▶ [Listing]
# # # # # # #

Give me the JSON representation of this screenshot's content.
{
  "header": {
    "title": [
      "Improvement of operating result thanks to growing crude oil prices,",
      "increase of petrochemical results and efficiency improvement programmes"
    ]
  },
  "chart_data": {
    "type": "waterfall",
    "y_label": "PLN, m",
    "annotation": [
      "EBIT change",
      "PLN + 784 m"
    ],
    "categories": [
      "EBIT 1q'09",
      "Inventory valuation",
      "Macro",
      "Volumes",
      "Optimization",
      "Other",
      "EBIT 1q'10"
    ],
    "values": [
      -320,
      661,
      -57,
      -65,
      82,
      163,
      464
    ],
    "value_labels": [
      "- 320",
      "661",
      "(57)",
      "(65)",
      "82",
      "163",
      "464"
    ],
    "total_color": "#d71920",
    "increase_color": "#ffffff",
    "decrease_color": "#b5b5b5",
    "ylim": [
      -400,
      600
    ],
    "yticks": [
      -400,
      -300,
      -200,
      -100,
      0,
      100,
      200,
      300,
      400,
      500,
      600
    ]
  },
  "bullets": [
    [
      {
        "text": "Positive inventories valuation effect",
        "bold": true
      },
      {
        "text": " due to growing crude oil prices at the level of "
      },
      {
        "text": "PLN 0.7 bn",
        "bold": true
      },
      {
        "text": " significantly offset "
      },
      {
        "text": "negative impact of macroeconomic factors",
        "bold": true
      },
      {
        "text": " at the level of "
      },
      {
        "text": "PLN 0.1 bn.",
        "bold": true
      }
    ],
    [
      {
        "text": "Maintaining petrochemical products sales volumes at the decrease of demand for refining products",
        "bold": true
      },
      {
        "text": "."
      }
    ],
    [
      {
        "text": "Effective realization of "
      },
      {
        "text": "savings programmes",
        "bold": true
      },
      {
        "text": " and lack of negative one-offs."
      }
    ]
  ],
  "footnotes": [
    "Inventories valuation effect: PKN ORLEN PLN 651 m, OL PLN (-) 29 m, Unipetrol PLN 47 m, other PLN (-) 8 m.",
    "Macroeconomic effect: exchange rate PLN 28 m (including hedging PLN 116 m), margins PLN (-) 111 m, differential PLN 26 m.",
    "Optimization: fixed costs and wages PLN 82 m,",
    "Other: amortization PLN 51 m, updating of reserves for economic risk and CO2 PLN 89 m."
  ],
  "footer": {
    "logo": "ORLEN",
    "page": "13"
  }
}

# # # # # # #

Copy every line in the entries above that has the string "petrochemical" in it.

      "increase of petrochemical results and efficiency improvement programmes"
        "text": "Maintaining petrochemical products sales volumes at the decrease of demand for refining products",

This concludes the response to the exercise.